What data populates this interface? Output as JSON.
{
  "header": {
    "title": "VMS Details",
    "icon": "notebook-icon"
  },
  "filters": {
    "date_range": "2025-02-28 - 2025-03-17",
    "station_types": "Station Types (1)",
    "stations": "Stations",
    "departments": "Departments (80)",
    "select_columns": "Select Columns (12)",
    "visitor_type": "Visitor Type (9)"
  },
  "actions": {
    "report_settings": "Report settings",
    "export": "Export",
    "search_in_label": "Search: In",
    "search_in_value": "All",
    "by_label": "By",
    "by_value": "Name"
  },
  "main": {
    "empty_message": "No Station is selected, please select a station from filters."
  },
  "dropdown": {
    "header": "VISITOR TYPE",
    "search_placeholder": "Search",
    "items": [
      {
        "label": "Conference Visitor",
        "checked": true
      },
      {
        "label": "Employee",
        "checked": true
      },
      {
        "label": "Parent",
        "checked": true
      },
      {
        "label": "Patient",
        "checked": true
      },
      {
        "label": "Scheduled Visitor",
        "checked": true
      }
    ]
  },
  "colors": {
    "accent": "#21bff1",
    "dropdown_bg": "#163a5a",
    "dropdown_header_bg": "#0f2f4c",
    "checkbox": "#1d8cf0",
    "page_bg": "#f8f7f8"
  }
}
_ _ _ _ _
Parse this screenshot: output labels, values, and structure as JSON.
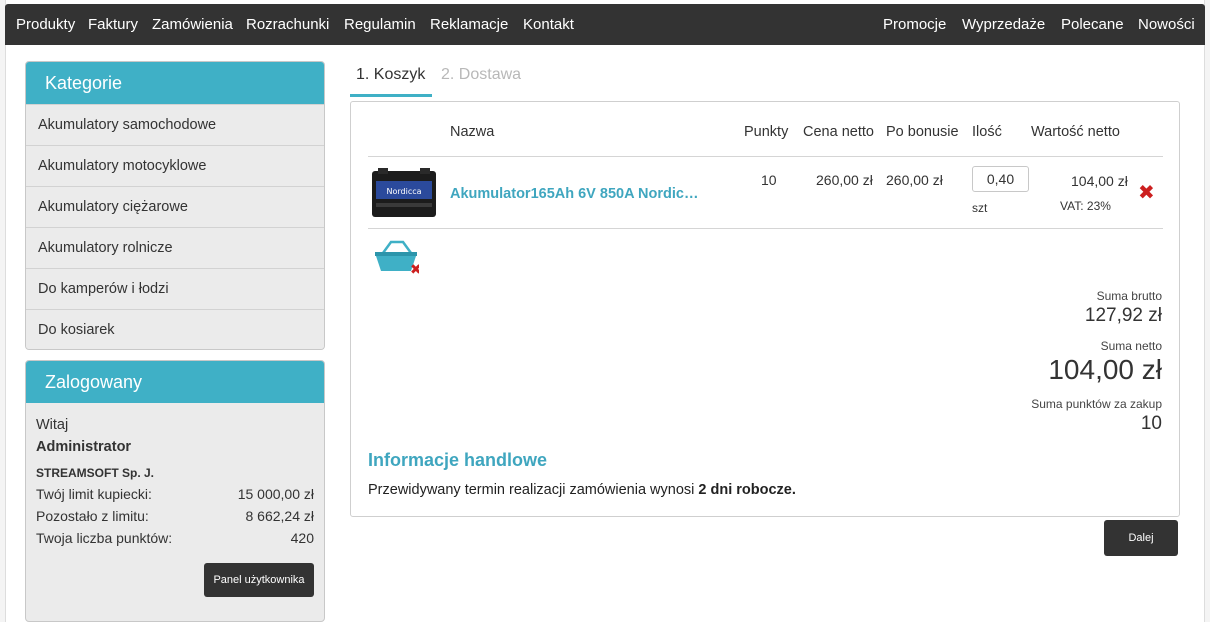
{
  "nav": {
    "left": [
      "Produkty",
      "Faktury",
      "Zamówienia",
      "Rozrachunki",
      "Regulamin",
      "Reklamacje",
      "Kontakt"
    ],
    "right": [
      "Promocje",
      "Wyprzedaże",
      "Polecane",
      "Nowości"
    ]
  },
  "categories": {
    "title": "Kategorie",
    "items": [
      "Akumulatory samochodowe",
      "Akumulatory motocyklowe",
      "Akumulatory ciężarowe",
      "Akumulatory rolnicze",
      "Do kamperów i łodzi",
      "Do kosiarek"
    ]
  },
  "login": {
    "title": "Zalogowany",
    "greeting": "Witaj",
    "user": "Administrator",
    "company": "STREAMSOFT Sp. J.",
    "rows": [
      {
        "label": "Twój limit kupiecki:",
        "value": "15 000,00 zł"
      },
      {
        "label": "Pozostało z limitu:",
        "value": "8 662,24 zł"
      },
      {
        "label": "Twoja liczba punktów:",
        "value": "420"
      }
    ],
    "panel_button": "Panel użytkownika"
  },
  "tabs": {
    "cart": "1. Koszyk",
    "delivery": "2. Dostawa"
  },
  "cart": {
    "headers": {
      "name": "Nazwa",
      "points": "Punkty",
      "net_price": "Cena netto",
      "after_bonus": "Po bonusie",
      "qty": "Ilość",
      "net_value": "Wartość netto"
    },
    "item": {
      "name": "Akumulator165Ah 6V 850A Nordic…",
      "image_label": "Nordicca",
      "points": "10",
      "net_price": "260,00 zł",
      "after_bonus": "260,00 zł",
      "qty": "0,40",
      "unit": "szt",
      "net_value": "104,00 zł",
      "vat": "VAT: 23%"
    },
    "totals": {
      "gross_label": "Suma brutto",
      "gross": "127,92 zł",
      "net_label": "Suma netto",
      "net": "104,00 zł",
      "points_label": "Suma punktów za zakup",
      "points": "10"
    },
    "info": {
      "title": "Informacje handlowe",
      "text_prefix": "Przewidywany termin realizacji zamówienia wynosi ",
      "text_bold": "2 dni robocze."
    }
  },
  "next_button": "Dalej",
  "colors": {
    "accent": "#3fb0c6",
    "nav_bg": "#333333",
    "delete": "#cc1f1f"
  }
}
_ _ _ _ _
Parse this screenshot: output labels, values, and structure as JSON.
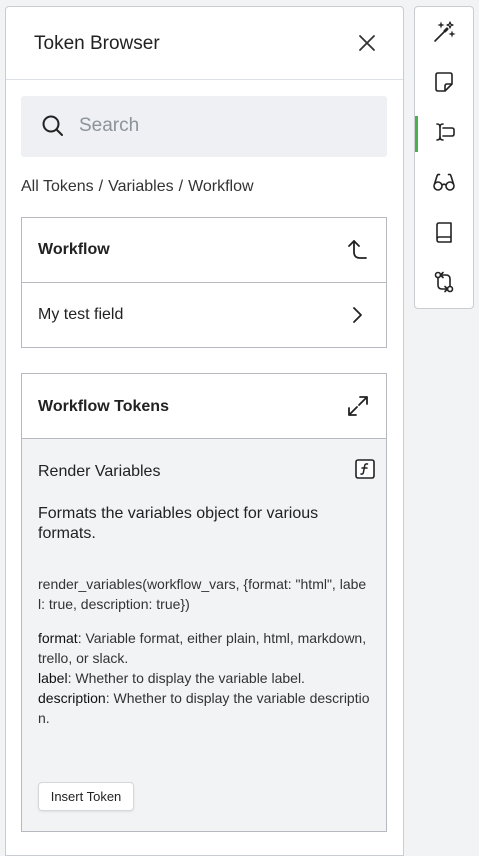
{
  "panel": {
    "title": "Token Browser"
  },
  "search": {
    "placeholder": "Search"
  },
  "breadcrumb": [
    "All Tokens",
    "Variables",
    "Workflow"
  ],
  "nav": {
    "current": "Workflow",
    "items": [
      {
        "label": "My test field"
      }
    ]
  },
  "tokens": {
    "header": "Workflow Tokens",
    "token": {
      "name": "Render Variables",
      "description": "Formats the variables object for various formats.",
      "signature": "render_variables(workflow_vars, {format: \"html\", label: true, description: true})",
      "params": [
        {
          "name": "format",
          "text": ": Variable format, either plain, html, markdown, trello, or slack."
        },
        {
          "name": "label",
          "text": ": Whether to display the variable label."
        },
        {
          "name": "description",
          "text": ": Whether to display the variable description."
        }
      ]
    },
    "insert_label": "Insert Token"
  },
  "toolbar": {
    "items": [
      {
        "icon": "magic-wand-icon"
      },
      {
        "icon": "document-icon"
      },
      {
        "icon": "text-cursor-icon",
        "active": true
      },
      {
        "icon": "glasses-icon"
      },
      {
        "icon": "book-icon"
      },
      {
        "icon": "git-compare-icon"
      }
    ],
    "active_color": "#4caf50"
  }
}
_ _ _ _ _
** Goal **
Search the listing for the word "icon". Copy every line in which it occurs.

** Exercise result **
    "icon": "notebook-icon"
        "icon": "magic-wand-icon"
        "icon": "document-icon"
        "icon": "text-cursor-icon",
        "icon": "glasses-icon"
        "icon": "book-icon"
        "icon": "git-compare-icon"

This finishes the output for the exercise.